- Given instruction -
Write out the data again exactly, skipping every picture.

- The records -
* * *

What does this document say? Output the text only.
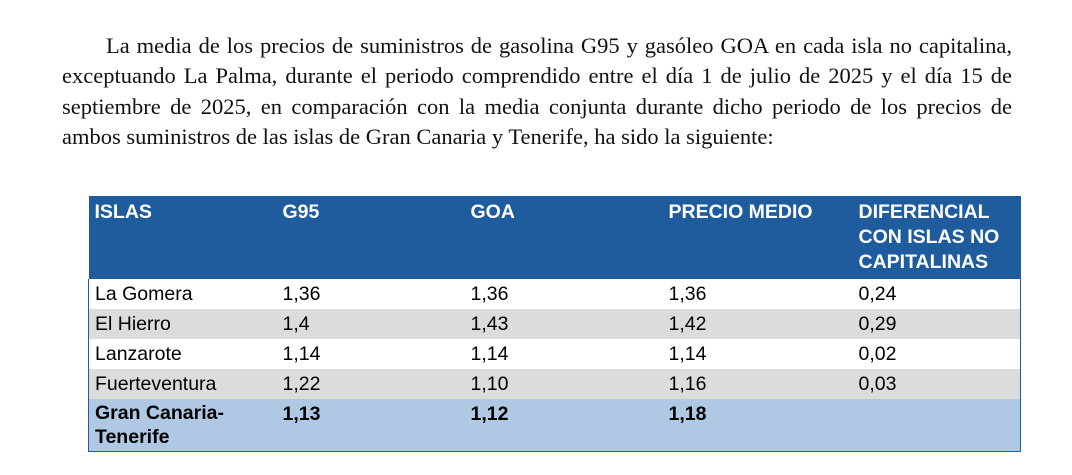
La media de los precios de suministros de gasolina G95 y gasóleo GOA en cada isla no capitalina, exceptuando La Palma, durante el periodo comprendido entre el día 1 de julio de 2025 y el día 15 de septiembre de 2025, en comparación con la media conjunta durante dicho periodo de los precios de ambos suministros de las islas de Gran Canaria y Tenerife, ha sido la siguiente:

ISLAS	G95	GOA	PRECIO MEDIO	DIFERENCIAL
CON ISLAS NO
CAPITALINAS

La Gomera	1,36	1,36	1,36	0,24
El Hierro	1,4	1,43	1,42	0,29
Lanzarote	1,14	1,14	1,14	0,02
Fuerteventura	1,22	1,10	1,16	0,03

Gran Canaria-
Tenerife	1,13	1,12	1,18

* * *

- Response to this exercise -
What does this document say? Output the text only.
La media de los precios de suministros de gasolina G95 y gasóleo GOA en cada isla no capitalina, exceptuando La Palma, durante el periodo comprendido entre el día 1 de julio de 2025 y el día 15 de septiembre de 2025, en comparación con la media conjunta durante dicho periodo de los precios de ambos suministros de las islas de Gran Canaria y Tenerife, ha sido la siguiente:

ISLAS	G95	GOA	PRECIO MEDIO	DIFERENCIAL
CON ISLAS NO
CAPITALINAS

La Gomera	1,36	1,36	1,36	0,24
El Hierro	1,4	1,43	1,42	0,29
Lanzarote	1,14	1,14	1,14	0,02
Fuerteventura	1,22	1,10	1,16	0,03

Gran Canaria-
Tenerife	1,13	1,12	1,18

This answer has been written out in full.